Texto citado:
Não conversamos antes e disponho apenas de 23 minutos. Estou completamente desconcertado, fico um minuto em silêncio fitando Clarice. Estou oco, vazio, não sei o que dizer. Clarice me olha curiosa, mas vigilante, defendida. Sou o senhor do castelo e — prepotente — guardo comigo a chave desta prisão. Ninguém pode entrar ou sair sem meu expresso consentimento. Todos devem se submeter à minha autoritária vontade.
Clarice Lispector, por Ramon Muniz
A fornalha arde, meu coração dispara, minha boca está seca e debaixo destes tirânicos mil sóis sou o maior dos tiranos. Começa a entrevista. A entrevista avança. Seus olhos azuis-oceânicos revelam solidão e tristeza. Clarice está nua, não há perdão, Clarice agora está encapotada, ela se deixa agarrar, mas logo escapa, e volta, e me pega, e me sugere o longe, o não dizível, depois se cala. E quando nada mais espero, ela volta a falar. Faço uma antientrevista, pausas, silêncios, Clarice agora está fugindo para uma galáxia inabitada e inatingível, mas volta em seguida e, tolerante, suporta toda a minha limitação.
Acho que ela vai se levantar a qualquer instante e me dizer: “Chega!”.  Clarice pressente que por trás de meu sorriso aparentemente compreensivo e de minha fala suave esconde-se um ser diabólico autodenominado “repórter” e que quer possuir sua intimidade. Seu corpo exprime receios, ela me afasta, mas de novo me atrai, suas pernas se cruzam e se descruzam sem parar e telegrafam que de repente ela poderá se levantar e partir.
Clarice Lispector, de onde veio esse Lispector?
É um nome latino, não é? Eu perguntei a meu pai desde quando havia Lispector na Ucrânia. Ele disse que há gerações e gerações anteriores. Eu suponho que o nome foi rolando, rolando, rolando, perdendo algumas sílabas e foi formando outra coisa que parece “Lis” e “peito”, em latim. É um nome que quando escrevi meu primeiro livro, Sérgio Milliet (eu era completamente desconhecida, é claro) diz assim: “Essa escritora de nome desagradável, certamente um pseudônimo...”. Não era, era meu nome mesmo.
Você chegou a conhecer o Sérgio Milliet pessoalmente?
Nunca. Porque eu publiquei o meu livro e fui embora do Brasil, porque eu me casei com um diplomata brasileiro, de modo que não conheci as pessoas que escreveram sobre mim.

Dados fornecidos:
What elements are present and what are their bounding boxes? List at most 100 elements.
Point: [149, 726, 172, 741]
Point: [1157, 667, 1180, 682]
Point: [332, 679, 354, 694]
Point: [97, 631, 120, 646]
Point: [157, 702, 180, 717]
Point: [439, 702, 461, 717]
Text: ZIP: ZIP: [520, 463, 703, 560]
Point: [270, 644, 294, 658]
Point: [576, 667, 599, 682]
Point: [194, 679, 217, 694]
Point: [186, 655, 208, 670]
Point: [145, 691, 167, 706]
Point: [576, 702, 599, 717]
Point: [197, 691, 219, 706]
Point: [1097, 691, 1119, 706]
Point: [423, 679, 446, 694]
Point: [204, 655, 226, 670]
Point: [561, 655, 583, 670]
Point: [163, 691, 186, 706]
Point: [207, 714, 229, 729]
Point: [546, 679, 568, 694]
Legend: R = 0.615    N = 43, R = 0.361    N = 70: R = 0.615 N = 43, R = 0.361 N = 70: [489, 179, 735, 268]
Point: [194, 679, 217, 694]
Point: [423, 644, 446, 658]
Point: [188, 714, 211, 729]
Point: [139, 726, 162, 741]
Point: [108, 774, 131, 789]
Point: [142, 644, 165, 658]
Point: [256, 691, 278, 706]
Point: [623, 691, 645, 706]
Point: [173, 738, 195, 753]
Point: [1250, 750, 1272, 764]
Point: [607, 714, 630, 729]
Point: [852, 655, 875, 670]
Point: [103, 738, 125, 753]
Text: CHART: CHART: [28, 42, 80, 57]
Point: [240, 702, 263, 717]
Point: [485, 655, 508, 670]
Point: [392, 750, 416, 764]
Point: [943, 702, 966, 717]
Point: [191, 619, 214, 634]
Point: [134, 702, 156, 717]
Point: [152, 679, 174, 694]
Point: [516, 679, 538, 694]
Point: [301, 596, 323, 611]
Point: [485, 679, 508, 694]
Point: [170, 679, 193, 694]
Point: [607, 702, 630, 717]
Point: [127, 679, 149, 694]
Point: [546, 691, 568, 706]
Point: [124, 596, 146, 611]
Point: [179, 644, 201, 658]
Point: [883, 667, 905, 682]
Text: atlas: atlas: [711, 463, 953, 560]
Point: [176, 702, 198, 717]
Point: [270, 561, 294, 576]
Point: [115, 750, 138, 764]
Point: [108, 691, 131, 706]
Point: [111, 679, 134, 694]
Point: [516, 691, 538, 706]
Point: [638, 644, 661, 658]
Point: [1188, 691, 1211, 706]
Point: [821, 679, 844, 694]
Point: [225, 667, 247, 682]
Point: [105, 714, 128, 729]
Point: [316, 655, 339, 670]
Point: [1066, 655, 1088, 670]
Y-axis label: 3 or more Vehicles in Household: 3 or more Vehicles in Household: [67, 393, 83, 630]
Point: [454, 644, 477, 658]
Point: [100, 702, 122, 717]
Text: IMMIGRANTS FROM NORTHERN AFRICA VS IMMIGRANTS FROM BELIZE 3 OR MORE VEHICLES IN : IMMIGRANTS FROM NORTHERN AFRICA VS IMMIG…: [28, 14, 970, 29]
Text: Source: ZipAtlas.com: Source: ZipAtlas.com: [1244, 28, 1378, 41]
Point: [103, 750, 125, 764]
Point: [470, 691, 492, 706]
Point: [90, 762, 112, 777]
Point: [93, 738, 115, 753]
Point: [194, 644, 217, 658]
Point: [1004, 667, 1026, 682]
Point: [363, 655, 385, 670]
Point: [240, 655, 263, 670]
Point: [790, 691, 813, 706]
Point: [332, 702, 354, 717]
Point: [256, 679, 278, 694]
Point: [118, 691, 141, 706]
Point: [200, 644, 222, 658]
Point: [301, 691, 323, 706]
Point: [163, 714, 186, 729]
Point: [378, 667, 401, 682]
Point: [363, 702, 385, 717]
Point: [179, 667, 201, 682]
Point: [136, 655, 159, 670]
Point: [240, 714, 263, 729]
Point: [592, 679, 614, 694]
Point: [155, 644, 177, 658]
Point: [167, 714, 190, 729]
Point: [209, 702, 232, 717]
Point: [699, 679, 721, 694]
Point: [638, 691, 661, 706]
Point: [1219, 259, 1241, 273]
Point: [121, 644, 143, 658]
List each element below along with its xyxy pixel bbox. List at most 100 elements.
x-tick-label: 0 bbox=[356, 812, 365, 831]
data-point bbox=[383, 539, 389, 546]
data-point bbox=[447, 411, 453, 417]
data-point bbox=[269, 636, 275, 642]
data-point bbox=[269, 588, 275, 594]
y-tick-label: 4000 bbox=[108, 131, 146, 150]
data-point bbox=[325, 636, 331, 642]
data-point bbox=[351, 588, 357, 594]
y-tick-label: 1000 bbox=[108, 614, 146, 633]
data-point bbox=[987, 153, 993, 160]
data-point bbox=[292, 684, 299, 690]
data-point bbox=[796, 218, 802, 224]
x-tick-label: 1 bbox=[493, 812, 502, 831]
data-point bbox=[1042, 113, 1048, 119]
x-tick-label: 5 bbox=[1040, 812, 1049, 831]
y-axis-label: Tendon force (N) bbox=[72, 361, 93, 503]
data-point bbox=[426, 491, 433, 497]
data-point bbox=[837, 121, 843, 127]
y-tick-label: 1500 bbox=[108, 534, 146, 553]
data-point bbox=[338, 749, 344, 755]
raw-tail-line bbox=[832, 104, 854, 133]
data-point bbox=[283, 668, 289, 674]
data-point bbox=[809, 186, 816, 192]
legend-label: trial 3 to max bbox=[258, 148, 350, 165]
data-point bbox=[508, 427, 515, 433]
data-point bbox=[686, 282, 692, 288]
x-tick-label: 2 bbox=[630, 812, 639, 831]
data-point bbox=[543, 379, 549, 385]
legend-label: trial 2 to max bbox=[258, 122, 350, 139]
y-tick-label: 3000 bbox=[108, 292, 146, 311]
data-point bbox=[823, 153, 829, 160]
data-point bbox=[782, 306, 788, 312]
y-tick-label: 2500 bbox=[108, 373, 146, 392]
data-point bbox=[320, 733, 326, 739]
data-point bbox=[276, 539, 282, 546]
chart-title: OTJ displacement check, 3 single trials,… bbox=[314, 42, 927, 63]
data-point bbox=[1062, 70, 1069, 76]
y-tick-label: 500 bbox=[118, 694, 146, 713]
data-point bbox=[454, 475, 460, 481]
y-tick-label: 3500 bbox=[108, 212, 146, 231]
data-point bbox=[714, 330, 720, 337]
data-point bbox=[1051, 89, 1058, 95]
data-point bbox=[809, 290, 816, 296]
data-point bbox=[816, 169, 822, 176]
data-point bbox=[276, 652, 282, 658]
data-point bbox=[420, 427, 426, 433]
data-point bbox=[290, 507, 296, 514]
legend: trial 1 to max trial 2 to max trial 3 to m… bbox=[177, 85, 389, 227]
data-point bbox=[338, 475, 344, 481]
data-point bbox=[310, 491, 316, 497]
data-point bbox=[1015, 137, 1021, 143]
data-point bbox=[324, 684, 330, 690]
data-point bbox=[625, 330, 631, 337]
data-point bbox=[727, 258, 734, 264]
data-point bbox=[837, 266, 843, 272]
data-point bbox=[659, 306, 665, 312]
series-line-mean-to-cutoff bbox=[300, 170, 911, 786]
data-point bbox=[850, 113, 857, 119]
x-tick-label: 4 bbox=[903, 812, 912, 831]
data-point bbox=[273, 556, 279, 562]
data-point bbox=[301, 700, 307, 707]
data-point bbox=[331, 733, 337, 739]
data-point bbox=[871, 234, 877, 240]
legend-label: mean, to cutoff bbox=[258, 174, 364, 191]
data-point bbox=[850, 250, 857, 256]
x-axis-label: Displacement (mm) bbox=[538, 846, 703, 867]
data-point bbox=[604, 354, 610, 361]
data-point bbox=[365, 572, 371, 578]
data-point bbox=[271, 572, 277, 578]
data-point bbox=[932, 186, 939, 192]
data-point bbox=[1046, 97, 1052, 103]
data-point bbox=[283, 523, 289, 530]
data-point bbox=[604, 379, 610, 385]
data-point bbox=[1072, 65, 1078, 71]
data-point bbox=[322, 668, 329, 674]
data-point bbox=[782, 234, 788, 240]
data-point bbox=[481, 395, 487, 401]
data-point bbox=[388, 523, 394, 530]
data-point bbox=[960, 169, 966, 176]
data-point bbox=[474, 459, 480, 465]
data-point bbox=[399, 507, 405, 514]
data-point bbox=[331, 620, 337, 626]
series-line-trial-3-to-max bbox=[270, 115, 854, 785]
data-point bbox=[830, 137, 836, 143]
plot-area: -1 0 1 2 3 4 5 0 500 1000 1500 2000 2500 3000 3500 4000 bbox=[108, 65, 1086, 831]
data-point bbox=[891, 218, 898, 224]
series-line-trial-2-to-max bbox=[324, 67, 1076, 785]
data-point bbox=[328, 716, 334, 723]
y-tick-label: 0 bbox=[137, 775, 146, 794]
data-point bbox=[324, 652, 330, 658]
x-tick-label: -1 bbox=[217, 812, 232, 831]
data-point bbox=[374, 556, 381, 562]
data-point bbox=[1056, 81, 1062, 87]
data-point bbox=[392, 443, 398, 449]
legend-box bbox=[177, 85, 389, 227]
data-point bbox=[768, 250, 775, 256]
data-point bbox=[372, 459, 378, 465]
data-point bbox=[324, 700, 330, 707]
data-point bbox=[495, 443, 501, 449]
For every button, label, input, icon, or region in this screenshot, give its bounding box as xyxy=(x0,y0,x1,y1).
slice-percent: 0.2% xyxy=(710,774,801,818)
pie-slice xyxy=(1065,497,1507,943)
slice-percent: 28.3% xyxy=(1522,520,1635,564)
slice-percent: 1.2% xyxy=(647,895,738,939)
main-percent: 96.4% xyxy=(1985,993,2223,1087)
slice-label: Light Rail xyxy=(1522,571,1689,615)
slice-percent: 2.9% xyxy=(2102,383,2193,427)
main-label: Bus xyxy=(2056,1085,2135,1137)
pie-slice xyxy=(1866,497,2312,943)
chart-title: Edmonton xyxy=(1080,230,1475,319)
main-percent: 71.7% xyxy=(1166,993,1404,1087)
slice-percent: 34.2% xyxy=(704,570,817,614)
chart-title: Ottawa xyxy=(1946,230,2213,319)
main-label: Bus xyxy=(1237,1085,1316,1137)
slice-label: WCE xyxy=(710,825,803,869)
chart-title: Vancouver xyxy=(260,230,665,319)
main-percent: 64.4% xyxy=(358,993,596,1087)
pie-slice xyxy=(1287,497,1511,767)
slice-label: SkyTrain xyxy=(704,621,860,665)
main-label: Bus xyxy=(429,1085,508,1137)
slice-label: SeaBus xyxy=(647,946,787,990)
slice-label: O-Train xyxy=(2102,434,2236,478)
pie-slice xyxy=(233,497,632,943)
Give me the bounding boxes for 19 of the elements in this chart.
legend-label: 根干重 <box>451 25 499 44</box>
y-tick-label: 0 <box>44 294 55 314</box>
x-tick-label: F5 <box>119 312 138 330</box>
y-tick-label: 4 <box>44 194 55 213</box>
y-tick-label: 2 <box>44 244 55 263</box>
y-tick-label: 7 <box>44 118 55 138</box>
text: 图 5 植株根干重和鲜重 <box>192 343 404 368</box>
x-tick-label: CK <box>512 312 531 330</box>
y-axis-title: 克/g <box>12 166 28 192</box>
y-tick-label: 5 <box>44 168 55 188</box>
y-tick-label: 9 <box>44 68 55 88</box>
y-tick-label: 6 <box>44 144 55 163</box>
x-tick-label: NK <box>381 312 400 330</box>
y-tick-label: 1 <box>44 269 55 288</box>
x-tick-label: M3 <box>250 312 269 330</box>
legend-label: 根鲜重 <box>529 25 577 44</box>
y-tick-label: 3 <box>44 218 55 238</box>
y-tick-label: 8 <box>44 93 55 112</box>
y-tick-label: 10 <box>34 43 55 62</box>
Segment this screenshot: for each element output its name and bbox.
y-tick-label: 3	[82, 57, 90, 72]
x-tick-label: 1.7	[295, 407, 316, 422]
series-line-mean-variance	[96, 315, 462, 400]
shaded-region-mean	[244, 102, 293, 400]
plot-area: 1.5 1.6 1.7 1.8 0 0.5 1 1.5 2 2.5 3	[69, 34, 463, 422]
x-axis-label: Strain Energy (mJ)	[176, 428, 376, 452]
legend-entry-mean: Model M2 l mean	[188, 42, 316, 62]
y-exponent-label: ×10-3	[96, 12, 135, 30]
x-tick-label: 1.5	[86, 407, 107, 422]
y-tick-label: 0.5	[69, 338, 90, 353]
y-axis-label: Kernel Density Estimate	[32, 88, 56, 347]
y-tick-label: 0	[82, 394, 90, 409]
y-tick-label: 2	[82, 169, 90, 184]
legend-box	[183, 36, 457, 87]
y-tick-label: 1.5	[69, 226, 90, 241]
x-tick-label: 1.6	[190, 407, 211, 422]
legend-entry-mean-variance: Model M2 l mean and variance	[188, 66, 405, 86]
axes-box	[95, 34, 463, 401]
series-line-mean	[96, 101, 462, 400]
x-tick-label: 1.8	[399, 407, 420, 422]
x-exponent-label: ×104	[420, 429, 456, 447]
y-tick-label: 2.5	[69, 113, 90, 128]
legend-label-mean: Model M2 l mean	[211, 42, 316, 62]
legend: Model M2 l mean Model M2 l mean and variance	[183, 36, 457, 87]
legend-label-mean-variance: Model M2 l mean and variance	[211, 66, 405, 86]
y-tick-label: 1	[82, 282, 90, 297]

Instruções da tarefa:
Redigite fielmente o trecho da entrevista com Clarice Lispector que vai de "Clarice Lispector, de" a "Sérgio Milliet pessoalmente?". Use somente a entrevista com Clarice Lispector, sem recorrer aos itens.

Resposta completa:
Clarice Lispector, de onde veio esse Lispector?
É um nome latino, não é? Eu perguntei a meu pai desde quando havia Lispector na Ucrânia. Ele disse que há gerações e gerações anteriores. Eu suponho que o nome foi rolando, rolando, rolando, perdendo algumas sílabas e foi formando outra coisa que parece “Lis” e “peito”, em latim. É um nome que quando escrevi meu primeiro livro, Sérgio Milliet (eu era completamente desconhecida, é claro) diz assim: “Essa escritora de nome desagradável, certamente um pseudônimo...”. Não era, era meu nome mesmo.
Você chegou a conhecer o Sérgio Milliet pessoalmente?